Selected text:
---------------
The lack of improvement in food security and the uneven progress in the economic access to healthy diets cast a shadow over the possibility of achieving Zero Hunger in the world, six years away from the 2030 deadline. There is the need to accelerate the transformation of our agrifood systems to strengthen their resilience to the major drivers and address inequalities to ensure that healthy diets are affordable for and available to all.

The state of nutrition: progress towards global nutrition targets

Turning to the trends for the seven global nutrition targets, virtually no progress has been made for low birthweight among newborns, with a prevalence of 15 percent in 2012 and 14.7 percent in 2020. It is projected that 14.2 percent of newborns will have low birthweight in 2030, falling short of the 2030 global target of a reduction of 30 percent.

Progress has been made in increasing the global exclusive breastfeeding rate among infants under six months of age, rising from 37.1 percent in 2012 to 48 percent in 2022. However, the world is off track to achieve the 2030 target rate of 70 percent.

Among children under five years of age, the global stunting prevalence declined from 26.3 percent in 2012 to 22.3 percent in 2022. It is projected that 19.5 percent of all children under five will be stunted in 2030. The global wasting prevalence declined from 7.5 percent in 2012 to 6.8 percent in 2022. With 6.2 percent of children under five projected to be wasted in 2030 – more than double the 3 percent global target – the world remains off track for this indicator. The global prevalence of overweight has stagnated and stood at 5.6 percent in 2022. By 2030, 5.7 percent of children under five are projected to be overweight – almost double the 2030 global target of 3 percent.

Globally, the prevalence of anaemia in women aged 15 to 49 years increased from 28.5 percent in 2012 to 29.9 percent in 2019 and is projected to reach 32.3 percent by 2030 – far from the 2030 target of a 50 percent reduction.

New estimates of adult obesity show a steady increase over the last decade, from 12.1 percent in 2012 to 15.8 percent in 2022. The world is off track to achieve the 2030 global target to halt the rise, with more than 1.2 billion obese adults projected for 2030.

More countries are off track than on track for most of the seven 2030 global nutrition targets.

Compared with the global estimates, least developed countries have much higher levels of stunting in children under age five and of anaemia in women aged 15 to 49 years, and the same worrying rise in adult obesity.

The double burden of malnutrition – the co-existence of undernutrition together with overweight and obesity – has surged globally across all age groups. Thinness and underweight have declined in the last two decades, while obesity has risen sharply. Double-duty actions will simultaneously tackle undernutrition, overweight and obesity by leveraging the common drivers shared by all forms of malnutrition.

A new definition of financing for food security and nutrition

A wide range of estimates of the cost of meeting SDG Targets 2.1 and 2.2 exist. However, there is no coherent picture of the total amount of financial resources being spent on food security and nutrition and its decomposition, nor of the cost of meeting SDG Targets 2.1 and 2.2, in part due to the absence of an agreed upon definition of financing for food security and nutrition. Without a standardized definition, it will not be possible to assess adequately the existing levels and gaps in financing for food security and nutrition.
---------------
Record list:

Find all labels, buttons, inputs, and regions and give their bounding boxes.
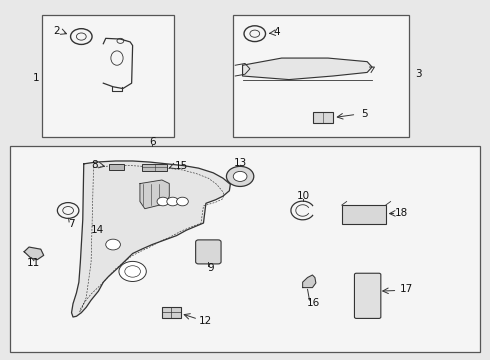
Polygon shape: [243, 58, 372, 80]
Polygon shape: [303, 275, 316, 288]
Circle shape: [167, 197, 178, 206]
Circle shape: [157, 197, 169, 206]
Text: 12: 12: [199, 316, 213, 325]
Text: 16: 16: [307, 298, 320, 308]
Circle shape: [226, 166, 254, 186]
Circle shape: [119, 261, 147, 282]
Bar: [233, 15, 409, 137]
Bar: [342, 205, 386, 224]
Polygon shape: [72, 161, 230, 317]
Bar: [143, 163, 167, 171]
Circle shape: [233, 171, 247, 181]
Bar: [42, 15, 174, 137]
Bar: [162, 307, 180, 318]
Text: 8: 8: [91, 159, 98, 170]
Text: 5: 5: [362, 109, 368, 119]
Bar: [109, 163, 124, 170]
Circle shape: [176, 197, 188, 206]
Text: 7: 7: [68, 220, 75, 229]
Text: 14: 14: [91, 225, 104, 235]
Circle shape: [125, 266, 141, 277]
Text: 10: 10: [297, 191, 310, 201]
Text: 13: 13: [234, 158, 247, 168]
Polygon shape: [140, 180, 169, 209]
Bar: [314, 112, 333, 123]
FancyBboxPatch shape: [196, 240, 221, 264]
Text: 2: 2: [53, 26, 60, 36]
Text: 9: 9: [207, 263, 214, 273]
Text: 15: 15: [175, 161, 188, 171]
Polygon shape: [24, 247, 44, 260]
Text: 4: 4: [273, 27, 280, 37]
Text: 17: 17: [400, 284, 413, 294]
FancyBboxPatch shape: [354, 273, 381, 319]
Bar: [10, 146, 480, 352]
Text: 6: 6: [149, 137, 155, 147]
Text: 1: 1: [32, 73, 39, 83]
Circle shape: [106, 239, 121, 250]
Text: 18: 18: [395, 208, 408, 218]
Text: 11: 11: [27, 258, 41, 268]
Text: 3: 3: [415, 69, 422, 79]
---------------
Problems and tasks:
**A.** According to the text on food security and nutrition targets, what share of infants under six months of age were exclusively breastfed globally in 2022?
**B.** Continue the text on food security and nutrition targets from its last sentence.

Results by task:
**A.** 48 percent

**B.**
Challenges in defining and measuring financing for food security and nutrition

Currently, several definitions of financing for food security and nutrition are applied, leading to stark differences in estimations of the current levels of financing. For example, even in the case of official development assistance (ODA), which is the most advanced in terms of having a global tracking system and a standardized common aid database, there is no standard definition of, nor gauge for, the measurement of financing going to support food security and nutrition. This void results in vastly divergent estimates of how much money is being spent, and where and with what efficiency it is spent, on food security and nutrition, negatively impacting the subsequent analysis of trends and outcomes needed to assess the path towards meeting SDG Targets 2.1 and 2.2.

Disentangling what constitutes financing for food security and nutrition remains a non-trivial and challenging exercise. This predicament poses a multitude of challenges, not only in tracking the current levels of financing going to food security and nutrition, but also in identifying under-financed areas, ensuring accountability of institutions, and tracking the impact of interventions financed.

Food security and nutrition are complex multidimensional concepts that do not neatly fit into sector-defined frameworks. Interventions to achieve food security and nutrition span various sectors and dimensions of economic, health, social and environmental development, among others. However, financing flows and budgets are normally defined and classified by sector and, within each sector, by purpose. In shifting from a sector-based classification system to an outcome-based measure, complex issues arise regarding the contribution of sector-based resources to food security and positive nutrition outcomes.

There is now a broadened understanding of food security and nutrition and how they are critically linked, despite the limited consensus on the scope of interventions that contribute to food security and nutrition. Healthy diets and health status are main determinants of nutritional status, but multiple factors related to food security (e.g. availability and affordability of nutritious foods), practices (e.g. related to food and feeding, care, and health seeking) and services (e.g. clean water, health, education and social protection) all influence the ability and mechanisms through which individuals can achieve healthy diets and adequate health. However, to date there have been limited efforts to include this range of interventions in comprehensive measures of financing for food security and nutrition.

Importantly, the current definitions do not include the financing of interventions more specifically designed to address the major drivers behind the trends in hunger, food insecurity and malnutrition that have been identified in past editions of this report – conflict, climate variability and extremes, and economic slowdowns and downturns, combined with structural underlying factors: lack of access to and unaffordability of nutritious foods, unhealthy food environments, and high and persistent inequality.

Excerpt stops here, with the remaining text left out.